EXERCISE DETAILS: Copy out every line containing the word "business".

DATA FOR THIS TASK:
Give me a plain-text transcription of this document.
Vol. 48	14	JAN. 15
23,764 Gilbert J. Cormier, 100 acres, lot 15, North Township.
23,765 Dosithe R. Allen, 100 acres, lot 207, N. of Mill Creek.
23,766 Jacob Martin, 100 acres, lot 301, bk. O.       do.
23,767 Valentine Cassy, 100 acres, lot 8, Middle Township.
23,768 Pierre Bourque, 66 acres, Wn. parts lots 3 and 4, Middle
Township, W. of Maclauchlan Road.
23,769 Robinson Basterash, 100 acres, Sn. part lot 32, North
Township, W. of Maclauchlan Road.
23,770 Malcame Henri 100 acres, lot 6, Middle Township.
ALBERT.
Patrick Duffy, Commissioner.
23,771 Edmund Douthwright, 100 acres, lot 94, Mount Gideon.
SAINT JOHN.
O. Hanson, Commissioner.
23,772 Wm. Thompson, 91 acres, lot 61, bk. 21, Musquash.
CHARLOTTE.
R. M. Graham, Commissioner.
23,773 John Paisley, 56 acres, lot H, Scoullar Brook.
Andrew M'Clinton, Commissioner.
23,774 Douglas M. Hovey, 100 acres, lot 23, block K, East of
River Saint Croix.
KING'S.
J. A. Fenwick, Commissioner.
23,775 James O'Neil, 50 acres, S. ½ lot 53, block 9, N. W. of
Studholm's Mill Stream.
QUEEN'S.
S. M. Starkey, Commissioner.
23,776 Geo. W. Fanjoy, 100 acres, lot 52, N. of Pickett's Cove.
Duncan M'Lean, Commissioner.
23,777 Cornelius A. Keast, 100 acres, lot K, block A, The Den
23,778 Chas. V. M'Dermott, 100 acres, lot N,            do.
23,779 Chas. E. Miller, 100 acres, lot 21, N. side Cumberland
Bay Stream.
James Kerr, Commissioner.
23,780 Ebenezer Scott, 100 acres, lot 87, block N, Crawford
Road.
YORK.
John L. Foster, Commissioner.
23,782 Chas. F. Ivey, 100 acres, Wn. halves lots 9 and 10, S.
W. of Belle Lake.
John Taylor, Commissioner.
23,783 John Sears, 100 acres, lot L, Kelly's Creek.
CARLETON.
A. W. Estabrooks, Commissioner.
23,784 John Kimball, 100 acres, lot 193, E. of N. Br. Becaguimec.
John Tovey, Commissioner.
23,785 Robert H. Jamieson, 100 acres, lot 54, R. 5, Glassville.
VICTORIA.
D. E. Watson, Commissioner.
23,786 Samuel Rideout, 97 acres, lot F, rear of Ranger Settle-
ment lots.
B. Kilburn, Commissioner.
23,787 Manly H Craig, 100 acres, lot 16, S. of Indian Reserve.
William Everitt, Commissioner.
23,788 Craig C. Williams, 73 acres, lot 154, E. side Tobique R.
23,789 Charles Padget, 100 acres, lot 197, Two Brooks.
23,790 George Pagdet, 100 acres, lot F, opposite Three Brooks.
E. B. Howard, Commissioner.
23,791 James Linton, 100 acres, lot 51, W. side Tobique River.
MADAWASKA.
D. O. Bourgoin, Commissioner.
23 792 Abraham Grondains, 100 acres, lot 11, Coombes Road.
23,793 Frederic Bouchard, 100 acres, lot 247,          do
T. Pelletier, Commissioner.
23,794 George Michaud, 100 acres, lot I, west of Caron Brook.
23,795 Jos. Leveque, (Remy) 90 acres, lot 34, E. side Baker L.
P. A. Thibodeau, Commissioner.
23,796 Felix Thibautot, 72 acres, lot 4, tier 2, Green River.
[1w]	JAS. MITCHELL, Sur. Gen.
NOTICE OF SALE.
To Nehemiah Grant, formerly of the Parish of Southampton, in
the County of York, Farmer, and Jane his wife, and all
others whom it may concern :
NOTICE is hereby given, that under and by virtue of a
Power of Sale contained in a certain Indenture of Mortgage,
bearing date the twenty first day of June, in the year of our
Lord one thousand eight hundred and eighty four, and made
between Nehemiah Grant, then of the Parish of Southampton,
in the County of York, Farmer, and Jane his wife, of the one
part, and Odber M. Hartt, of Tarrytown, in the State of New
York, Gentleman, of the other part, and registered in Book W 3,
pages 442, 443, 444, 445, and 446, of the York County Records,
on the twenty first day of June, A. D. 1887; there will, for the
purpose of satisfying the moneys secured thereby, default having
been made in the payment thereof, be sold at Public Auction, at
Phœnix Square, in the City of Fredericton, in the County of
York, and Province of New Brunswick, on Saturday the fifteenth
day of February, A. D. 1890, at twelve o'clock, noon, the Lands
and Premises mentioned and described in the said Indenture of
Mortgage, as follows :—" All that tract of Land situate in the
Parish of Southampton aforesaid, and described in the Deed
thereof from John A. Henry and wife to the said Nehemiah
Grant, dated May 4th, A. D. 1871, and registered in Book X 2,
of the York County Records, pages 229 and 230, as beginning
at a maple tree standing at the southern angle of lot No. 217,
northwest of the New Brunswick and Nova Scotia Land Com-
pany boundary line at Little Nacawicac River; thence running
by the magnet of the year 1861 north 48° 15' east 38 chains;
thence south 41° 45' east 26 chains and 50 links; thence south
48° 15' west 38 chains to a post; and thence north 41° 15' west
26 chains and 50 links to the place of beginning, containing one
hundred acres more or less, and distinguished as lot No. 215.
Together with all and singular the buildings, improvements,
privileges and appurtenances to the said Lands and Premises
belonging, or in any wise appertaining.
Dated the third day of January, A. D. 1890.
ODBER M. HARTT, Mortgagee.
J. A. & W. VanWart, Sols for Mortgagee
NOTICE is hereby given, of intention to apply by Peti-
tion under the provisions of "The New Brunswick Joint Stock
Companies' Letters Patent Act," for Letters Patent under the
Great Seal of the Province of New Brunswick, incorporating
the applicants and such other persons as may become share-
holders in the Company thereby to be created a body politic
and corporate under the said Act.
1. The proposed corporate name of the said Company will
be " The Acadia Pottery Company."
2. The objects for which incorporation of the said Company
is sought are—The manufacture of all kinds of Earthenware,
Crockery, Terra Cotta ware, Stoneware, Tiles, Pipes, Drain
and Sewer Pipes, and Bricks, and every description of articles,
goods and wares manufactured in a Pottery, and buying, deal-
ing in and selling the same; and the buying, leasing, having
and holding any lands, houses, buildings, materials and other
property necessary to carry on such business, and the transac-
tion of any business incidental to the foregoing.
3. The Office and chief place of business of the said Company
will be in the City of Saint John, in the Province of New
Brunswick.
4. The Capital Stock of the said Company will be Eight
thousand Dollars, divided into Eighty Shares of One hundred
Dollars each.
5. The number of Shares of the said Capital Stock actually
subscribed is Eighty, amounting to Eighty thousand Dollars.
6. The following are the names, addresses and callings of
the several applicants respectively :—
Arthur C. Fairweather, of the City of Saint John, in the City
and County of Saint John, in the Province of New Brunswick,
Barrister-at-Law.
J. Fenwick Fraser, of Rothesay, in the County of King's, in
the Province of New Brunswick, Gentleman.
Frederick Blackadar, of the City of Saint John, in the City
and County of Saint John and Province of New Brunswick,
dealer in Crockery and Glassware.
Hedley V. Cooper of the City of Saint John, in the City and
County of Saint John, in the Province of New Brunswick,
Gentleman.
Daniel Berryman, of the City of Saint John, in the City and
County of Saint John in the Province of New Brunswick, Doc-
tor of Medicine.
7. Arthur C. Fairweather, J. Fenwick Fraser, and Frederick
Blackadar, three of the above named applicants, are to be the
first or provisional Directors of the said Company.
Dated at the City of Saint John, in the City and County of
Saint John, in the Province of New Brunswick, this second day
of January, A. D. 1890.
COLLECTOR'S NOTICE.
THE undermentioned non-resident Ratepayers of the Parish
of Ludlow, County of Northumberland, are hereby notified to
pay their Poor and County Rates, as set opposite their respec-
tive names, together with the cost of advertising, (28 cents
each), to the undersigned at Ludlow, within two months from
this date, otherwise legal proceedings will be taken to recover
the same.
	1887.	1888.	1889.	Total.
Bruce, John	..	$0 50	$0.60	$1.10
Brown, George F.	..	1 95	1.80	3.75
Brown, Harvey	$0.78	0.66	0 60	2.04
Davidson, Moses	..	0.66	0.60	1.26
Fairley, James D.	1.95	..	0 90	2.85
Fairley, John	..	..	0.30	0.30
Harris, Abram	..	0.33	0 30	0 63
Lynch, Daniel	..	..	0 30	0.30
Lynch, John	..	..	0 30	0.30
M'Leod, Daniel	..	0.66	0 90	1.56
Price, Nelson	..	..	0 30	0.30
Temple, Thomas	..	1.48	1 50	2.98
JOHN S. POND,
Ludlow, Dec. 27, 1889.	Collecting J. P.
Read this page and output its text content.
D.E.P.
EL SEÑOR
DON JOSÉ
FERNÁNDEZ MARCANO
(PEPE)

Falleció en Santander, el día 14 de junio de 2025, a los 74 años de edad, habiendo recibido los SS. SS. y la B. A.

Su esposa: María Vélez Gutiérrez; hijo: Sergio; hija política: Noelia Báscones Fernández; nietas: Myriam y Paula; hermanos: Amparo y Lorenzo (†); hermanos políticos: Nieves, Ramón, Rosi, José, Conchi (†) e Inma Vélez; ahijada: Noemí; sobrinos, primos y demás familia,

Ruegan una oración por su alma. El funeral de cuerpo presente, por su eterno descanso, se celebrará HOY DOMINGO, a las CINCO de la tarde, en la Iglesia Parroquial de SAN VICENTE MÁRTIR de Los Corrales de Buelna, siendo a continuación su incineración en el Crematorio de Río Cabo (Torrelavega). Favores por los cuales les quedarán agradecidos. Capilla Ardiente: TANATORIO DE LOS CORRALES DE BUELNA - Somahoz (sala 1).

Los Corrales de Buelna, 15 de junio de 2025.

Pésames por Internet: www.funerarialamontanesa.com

ANSWER TO THIS TASK:
property necessary to carry on such business, and the transac-
tion of any business incidental to the foregoing.
3. The Office and chief place of business of the said Company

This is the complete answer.